**What the task asks**
Sift the material for lines containing "playback", and return them.

**Information provided**
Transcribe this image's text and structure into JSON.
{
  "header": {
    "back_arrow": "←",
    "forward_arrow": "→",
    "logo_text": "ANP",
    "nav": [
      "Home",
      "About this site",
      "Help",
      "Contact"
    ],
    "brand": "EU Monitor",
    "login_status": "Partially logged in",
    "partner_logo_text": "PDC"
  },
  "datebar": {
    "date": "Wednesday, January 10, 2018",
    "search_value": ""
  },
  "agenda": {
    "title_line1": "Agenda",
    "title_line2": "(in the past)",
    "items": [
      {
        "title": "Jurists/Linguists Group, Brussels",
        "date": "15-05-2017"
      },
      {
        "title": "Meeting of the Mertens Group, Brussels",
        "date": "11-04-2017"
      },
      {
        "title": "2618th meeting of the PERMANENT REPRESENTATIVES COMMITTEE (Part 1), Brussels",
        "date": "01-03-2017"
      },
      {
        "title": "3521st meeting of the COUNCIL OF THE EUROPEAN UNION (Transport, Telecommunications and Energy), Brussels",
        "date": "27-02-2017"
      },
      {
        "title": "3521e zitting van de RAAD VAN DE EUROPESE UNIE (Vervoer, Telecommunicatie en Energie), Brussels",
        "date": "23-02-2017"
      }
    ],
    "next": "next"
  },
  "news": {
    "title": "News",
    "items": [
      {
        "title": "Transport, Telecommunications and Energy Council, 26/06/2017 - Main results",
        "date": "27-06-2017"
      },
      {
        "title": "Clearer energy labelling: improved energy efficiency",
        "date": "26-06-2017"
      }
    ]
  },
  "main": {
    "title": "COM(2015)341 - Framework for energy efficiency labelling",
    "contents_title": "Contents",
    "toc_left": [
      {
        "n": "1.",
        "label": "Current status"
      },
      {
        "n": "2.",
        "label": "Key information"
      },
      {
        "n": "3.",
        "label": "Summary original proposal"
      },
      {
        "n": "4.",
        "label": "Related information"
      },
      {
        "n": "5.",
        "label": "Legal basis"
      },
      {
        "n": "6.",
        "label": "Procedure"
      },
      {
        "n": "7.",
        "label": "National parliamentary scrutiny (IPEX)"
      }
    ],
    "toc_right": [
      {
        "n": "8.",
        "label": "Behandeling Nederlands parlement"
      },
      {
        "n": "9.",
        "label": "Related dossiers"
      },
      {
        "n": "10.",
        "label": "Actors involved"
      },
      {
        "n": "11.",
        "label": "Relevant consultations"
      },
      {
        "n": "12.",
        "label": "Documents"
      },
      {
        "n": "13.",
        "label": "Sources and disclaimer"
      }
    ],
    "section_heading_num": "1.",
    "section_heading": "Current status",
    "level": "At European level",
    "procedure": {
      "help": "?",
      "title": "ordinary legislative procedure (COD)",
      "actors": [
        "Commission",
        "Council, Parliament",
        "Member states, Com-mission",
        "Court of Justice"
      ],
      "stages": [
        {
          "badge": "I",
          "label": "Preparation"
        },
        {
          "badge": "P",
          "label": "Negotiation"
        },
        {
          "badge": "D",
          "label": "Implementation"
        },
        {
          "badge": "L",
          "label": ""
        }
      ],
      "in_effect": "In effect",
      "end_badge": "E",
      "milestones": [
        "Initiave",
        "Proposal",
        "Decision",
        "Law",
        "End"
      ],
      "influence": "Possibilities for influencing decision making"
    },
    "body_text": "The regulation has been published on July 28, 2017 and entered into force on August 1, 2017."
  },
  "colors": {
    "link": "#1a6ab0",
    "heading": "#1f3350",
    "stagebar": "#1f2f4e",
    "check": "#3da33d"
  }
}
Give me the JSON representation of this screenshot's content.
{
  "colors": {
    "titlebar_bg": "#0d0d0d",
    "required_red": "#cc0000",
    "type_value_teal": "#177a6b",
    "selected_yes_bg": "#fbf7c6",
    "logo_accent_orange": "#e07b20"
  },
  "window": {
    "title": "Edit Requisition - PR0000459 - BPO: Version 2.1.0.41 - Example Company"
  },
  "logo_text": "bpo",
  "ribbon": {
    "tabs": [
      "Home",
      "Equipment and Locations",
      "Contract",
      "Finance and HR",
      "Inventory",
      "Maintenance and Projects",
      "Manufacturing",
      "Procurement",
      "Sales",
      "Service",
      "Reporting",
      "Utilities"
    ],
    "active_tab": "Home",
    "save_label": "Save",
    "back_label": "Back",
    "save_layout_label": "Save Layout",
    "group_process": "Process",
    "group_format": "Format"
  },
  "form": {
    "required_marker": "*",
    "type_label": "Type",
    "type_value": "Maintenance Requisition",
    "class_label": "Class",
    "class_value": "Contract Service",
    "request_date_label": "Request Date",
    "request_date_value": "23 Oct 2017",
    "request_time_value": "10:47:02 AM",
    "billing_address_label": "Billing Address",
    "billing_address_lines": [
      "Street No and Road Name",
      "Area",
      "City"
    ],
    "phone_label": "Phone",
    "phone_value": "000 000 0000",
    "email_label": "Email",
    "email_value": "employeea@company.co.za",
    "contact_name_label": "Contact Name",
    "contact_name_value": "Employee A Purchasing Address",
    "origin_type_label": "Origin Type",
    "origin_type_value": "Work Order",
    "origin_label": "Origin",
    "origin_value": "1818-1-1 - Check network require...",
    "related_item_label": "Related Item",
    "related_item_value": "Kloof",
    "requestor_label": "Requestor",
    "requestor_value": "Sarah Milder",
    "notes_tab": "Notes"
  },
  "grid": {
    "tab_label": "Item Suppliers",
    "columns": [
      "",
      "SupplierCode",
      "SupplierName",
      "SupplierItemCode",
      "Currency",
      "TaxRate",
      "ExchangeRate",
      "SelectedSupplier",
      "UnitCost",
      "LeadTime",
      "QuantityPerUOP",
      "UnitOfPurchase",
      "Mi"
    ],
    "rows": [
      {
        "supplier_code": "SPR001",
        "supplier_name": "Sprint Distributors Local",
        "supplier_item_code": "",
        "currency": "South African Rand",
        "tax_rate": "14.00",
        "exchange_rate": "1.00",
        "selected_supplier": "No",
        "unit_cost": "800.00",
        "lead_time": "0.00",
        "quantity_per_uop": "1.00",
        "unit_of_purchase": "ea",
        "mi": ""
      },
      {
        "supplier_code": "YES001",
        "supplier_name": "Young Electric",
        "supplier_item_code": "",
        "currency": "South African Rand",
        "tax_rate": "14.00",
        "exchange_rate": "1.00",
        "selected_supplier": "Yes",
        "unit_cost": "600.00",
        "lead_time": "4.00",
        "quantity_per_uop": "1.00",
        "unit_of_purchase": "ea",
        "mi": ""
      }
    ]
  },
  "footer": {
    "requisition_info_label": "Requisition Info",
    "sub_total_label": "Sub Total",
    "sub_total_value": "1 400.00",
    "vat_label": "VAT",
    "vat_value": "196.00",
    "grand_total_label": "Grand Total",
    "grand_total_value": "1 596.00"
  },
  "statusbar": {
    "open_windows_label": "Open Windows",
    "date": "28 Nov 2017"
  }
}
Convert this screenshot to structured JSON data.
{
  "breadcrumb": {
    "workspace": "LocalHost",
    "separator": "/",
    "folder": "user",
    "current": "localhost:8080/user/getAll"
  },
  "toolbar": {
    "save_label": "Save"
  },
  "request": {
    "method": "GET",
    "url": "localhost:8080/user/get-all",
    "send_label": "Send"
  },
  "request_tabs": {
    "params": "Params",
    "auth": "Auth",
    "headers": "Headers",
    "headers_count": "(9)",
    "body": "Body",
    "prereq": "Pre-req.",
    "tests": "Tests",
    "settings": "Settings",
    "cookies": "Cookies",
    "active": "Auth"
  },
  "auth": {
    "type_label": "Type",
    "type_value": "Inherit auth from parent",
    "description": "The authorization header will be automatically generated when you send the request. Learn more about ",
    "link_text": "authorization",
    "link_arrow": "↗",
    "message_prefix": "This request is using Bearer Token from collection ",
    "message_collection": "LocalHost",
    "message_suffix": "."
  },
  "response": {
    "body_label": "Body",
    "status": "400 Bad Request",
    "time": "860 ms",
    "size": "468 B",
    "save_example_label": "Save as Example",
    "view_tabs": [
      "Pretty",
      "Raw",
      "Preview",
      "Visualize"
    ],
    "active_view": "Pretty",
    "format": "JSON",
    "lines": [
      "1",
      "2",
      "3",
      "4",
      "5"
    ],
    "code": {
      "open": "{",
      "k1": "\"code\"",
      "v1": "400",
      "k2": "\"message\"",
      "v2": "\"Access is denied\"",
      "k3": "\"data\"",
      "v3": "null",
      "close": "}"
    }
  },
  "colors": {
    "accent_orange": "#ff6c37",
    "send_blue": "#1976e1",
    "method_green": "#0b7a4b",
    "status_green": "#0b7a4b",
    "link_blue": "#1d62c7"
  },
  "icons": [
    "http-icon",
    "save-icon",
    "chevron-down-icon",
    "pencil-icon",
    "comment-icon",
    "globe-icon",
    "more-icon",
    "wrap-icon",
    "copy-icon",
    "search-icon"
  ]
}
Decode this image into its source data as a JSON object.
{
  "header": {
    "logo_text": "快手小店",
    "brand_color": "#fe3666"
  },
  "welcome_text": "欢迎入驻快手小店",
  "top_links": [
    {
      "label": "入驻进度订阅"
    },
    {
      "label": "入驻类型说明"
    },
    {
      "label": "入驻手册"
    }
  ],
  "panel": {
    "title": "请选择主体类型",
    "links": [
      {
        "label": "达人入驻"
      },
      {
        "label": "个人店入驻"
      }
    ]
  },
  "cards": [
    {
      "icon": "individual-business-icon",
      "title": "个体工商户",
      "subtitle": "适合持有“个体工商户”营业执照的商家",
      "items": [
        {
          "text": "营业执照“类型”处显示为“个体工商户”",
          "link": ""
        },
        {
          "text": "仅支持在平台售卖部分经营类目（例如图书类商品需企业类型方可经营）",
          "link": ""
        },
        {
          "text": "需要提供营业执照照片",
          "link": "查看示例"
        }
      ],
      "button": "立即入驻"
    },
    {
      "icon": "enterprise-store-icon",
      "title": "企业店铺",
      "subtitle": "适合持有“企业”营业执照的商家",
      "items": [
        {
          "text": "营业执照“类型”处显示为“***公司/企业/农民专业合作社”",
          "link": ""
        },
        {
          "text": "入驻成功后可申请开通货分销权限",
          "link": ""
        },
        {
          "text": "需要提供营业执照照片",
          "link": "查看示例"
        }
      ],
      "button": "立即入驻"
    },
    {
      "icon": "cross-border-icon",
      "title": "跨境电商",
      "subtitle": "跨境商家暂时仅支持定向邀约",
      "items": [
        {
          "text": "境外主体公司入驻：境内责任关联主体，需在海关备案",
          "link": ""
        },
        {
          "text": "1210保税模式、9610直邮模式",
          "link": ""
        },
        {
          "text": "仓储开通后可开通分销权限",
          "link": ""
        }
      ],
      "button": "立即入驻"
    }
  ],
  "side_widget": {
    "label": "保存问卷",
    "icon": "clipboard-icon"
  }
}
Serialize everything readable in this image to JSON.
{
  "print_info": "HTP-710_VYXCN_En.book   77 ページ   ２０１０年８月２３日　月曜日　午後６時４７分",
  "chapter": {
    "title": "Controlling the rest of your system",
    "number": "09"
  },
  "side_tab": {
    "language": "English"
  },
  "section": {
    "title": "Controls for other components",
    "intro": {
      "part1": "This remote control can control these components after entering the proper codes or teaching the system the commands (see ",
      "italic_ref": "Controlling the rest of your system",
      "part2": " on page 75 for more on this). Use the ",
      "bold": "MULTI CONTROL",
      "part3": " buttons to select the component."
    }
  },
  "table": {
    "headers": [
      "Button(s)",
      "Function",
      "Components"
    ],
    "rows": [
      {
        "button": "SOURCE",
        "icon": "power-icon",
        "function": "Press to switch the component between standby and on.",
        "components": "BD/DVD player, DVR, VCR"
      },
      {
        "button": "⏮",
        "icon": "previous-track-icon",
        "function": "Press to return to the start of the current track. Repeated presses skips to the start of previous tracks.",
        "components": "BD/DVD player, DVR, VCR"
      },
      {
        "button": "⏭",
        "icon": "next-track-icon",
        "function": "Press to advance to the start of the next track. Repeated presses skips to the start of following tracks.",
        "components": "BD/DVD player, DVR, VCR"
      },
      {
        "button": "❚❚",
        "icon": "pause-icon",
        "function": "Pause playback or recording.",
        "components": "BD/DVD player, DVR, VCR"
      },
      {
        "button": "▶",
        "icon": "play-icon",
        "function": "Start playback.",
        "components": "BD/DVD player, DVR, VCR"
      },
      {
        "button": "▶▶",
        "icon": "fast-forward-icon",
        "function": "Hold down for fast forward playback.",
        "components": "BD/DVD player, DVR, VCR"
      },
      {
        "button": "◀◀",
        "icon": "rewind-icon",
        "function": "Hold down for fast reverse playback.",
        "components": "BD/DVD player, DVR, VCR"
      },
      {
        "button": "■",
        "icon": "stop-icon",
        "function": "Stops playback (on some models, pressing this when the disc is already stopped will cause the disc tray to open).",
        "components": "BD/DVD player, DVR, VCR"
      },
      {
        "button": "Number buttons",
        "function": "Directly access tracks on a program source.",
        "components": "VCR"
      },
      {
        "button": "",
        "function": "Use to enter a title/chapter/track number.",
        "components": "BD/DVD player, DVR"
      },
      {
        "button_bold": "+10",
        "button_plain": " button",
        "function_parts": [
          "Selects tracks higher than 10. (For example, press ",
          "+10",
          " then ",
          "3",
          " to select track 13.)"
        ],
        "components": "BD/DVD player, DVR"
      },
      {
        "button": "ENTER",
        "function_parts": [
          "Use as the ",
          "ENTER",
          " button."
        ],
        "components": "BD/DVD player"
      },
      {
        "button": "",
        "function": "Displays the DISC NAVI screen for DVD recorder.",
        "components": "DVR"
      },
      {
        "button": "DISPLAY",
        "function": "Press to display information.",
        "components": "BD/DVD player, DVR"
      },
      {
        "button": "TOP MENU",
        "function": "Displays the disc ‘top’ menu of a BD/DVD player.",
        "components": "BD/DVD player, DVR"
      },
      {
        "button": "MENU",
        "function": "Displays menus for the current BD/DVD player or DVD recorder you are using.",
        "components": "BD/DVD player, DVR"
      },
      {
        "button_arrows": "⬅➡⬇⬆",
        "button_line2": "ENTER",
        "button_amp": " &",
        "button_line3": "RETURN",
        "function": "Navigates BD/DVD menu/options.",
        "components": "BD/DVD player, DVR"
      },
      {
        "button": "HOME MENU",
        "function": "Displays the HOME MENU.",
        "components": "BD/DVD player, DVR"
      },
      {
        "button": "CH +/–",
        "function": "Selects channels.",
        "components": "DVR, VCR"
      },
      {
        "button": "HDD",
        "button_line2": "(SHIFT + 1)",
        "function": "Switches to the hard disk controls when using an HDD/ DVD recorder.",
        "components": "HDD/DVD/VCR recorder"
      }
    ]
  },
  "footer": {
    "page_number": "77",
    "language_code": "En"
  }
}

**Answer below**
        "function": "Pause playback or recording.",
        "function": "Start playback.",
        "function": "Hold down for fast forward playback.",
        "function": "Hold down for fast reverse playback.",
        "function": "Stops playback (on some models, pressing this when the disc is already stopped will cause the disc tray to open).",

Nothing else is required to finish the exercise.